TASK DETAILS: Reproduce the records below in full and word for word, excluding pictures.

=== DATA RECORDS ===

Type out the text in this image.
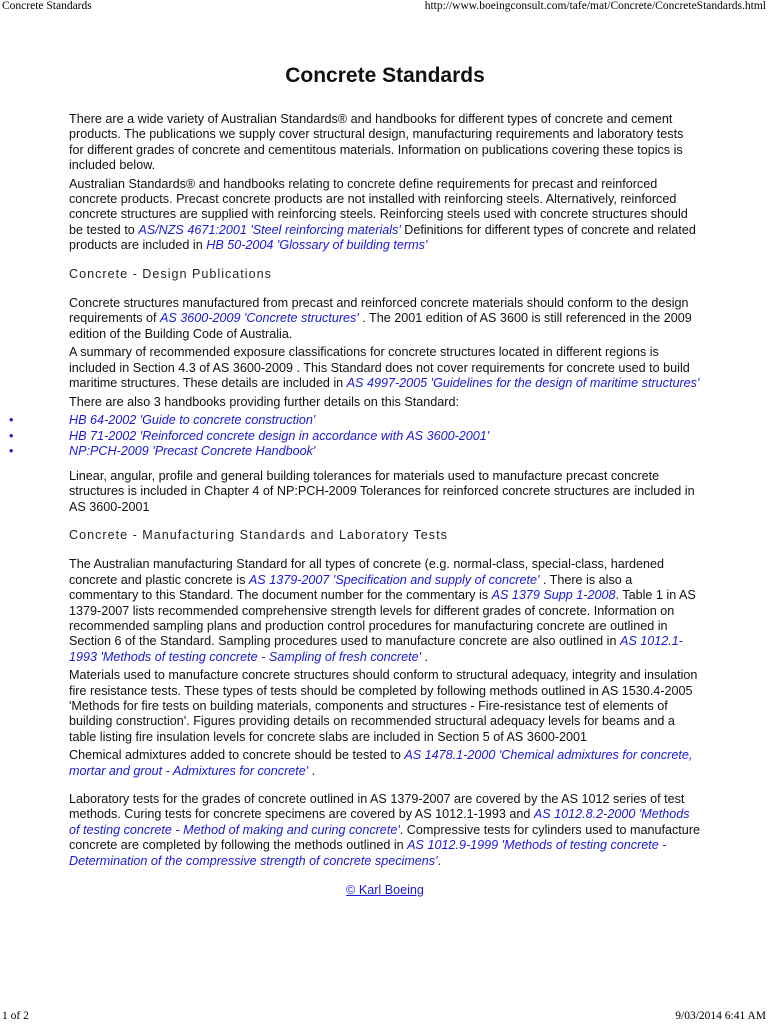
Concrete Standards	http://www.boeingconsult.com/tafe/mat/Concrete/ConcreteStandards.html
Concrete Standards

There are a wide variety of Australian Standards® and handbooks for different types of concrete and cement products. The publications we supply cover structural design, manufacturing requirements and laboratory tests for different grades of concrete and cementitous materials. Information on publications covering these topics is included below.

Australian Standards® and handbooks relating to concrete define requirements for precast and reinforced concrete products. Precast concrete products are not installed with reinforcing steels. Alternatively, reinforced concrete structures are supplied with reinforcing steels. Reinforcing steels used with concrete structures should be tested to AS/NZS 4671:2001 'Steel reinforcing materials' Definitions for different types of concrete and related products are included in HB 50-2004 'Glossary of building terms'

Concrete - Design Publications

Concrete structures manufactured from precast and reinforced concrete materials should conform to the design requirements of AS 3600-2009 'Concrete structures' . The 2001 edition of AS 3600 is still referenced in the 2009 edition of the Building Code of Australia.

A summary of recommended exposure classifications for concrete structures located in different regions is included in Section 4.3 of AS 3600-2009 . This Standard does not cover requirements for concrete used to build maritime structures. These details are included in AS 4997-2005 'Guidelines for the design of maritime structures'

There are also 3 handbooks providing further details on this Standard:

• HB 64-2002 'Guide to concrete construction'
• HB 71-2002 'Reinforced concrete design in accordance with AS 3600-2001'
• NP:PCH-2009 'Precast Concrete Handbook'

Linear, angular, profile and general building tolerances for materials used to manufacture precast concrete structures is included in Chapter 4 of NP:PCH-2009 Tolerances for reinforced concrete structures are included in AS 3600-2001

Concrete - Manufacturing Standards and Laboratory Tests

The Australian manufacturing Standard for all types of concrete (e.g. normal-class, special-class, hardened concrete and plastic concrete is AS 1379-2007 'Specification and supply of concrete' . There is also a commentary to this Standard. The document number for the commentary is AS 1379 Supp 1-2008. Table 1 in AS 1379-2007 lists recommended comprehensive strength levels for different grades of concrete. Information on recommended sampling plans and production control procedures for manufacturing concrete are outlined in Section 6 of the Standard. Sampling procedures used to manufacture concrete are also outlined in AS 1012.1-1993 'Methods of testing concrete - Sampling of fresh concrete' .

Materials used to manufacture concrete structures should conform to structural adequacy, integrity and insulation fire resistance tests. These types of tests should be completed by following methods outlined in AS 1530.4-2005 'Methods for fire tests on building materials, components and structures - Fire-resistance test of elements of building construction'. Figures providing details on recommended structural adequacy levels for beams and a table listing fire insulation levels for concrete slabs are included in Section 5 of AS 3600-2001

Chemical admixtures added to concrete should be tested to AS 1478.1-2000 'Chemical admixtures for concrete, mortar and grout - Admixtures for concrete' .

Laboratory tests for the grades of concrete outlined in AS 1379-2007 are covered by the AS 1012 series of test methods. Curing tests for concrete specimens are covered by AS 1012.1-1993 and AS 1012.8.2-2000 'Methods of testing concrete - Method of making and curing concrete'. Compressive tests for cylinders used to manufacture concrete are completed by following the methods outlined in AS 1012.9-1999 'Methods of testing concrete - Determination of the compressive strength of concrete specimens'.

© Karl Boeing
1 of 2	9/03/2014 6:41 AM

===

RESULT FOR THIS EXERCISE:
Type out the text in this image.
Concrete Standards	http://www.boeingconsult.com/tafe/mat/Concrete/ConcreteStandards.html
Concrete Standards

There are a wide variety of Australian Standards® and handbooks for different types of concrete and cement products. The publications we supply cover structural design, manufacturing requirements and laboratory tests for different grades of concrete and cementitous materials. Information on publications covering these topics is included below.

Australian Standards® and handbooks relating to concrete define requirements for precast and reinforced concrete products. Precast concrete products are not installed with reinforcing steels. Alternatively, reinforced concrete structures are supplied with reinforcing steels. Reinforcing steels used with concrete structures should be tested to AS/NZS 4671:2001 'Steel reinforcing materials' Definitions for different types of concrete and related products are included in HB 50-2004 'Glossary of building terms'

Concrete - Design Publications

Concrete structures manufactured from precast and reinforced concrete materials should conform to the design requirements of AS 3600-2009 'Concrete structures' . The 2001 edition of AS 3600 is still referenced in the 2009 edition of the Building Code of Australia.

A summary of recommended exposure classifications for concrete structures located in different regions is included in Section 4.3 of AS 3600-2009 . This Standard does not cover requirements for concrete used to build maritime structures. These details are included in AS 4997-2005 'Guidelines for the design of maritime structures'

There are also 3 handbooks providing further details on this Standard:

• HB 64-2002 'Guide to concrete construction'
• HB 71-2002 'Reinforced concrete design in accordance with AS 3600-2001'
• NP:PCH-2009 'Precast Concrete Handbook'

Linear, angular, profile and general building tolerances for materials used to manufacture precast concrete structures is included in Chapter 4 of NP:PCH-2009 Tolerances for reinforced concrete structures are included in AS 3600-2001

Concrete - Manufacturing Standards and Laboratory Tests

The Australian manufacturing Standard for all types of concrete (e.g. normal-class, special-class, hardened concrete and plastic concrete is AS 1379-2007 'Specification and supply of concrete' . There is also a commentary to this Standard. The document number for the commentary is AS 1379 Supp 1-2008. Table 1 in AS 1379-2007 lists recommended comprehensive strength levels for different grades of concrete. Information on recommended sampling plans and production control procedures for manufacturing concrete are outlined in Section 6 of the Standard. Sampling procedures used to manufacture concrete are also outlined in AS 1012.1-1993 'Methods of testing concrete - Sampling of fresh concrete' .

Materials used to manufacture concrete structures should conform to structural adequacy, integrity and insulation fire resistance tests. These types of tests should be completed by following methods outlined in AS 1530.4-2005 'Methods for fire tests on building materials, components and structures - Fire-resistance test of elements of building construction'. Figures providing details on recommended structural adequacy levels for beams and a table listing fire insulation levels for concrete slabs are included in Section 5 of AS 3600-2001

Chemical admixtures added to concrete should be tested to AS 1478.1-2000 'Chemical admixtures for concrete, mortar and grout - Admixtures for concrete' .

Laboratory tests for the grades of concrete outlined in AS 1379-2007 are covered by the AS 1012 series of test methods. Curing tests for concrete specimens are covered by AS 1012.1-1993 and AS 1012.8.2-2000 'Methods of testing concrete - Method of making and curing concrete'. Compressive tests for cylinders used to manufacture concrete are completed by following the methods outlined in AS 1012.9-1999 'Methods of testing concrete - Determination of the compressive strength of concrete specimens'.

© Karl Boeing
1 of 2	9/03/2014 6:41 AM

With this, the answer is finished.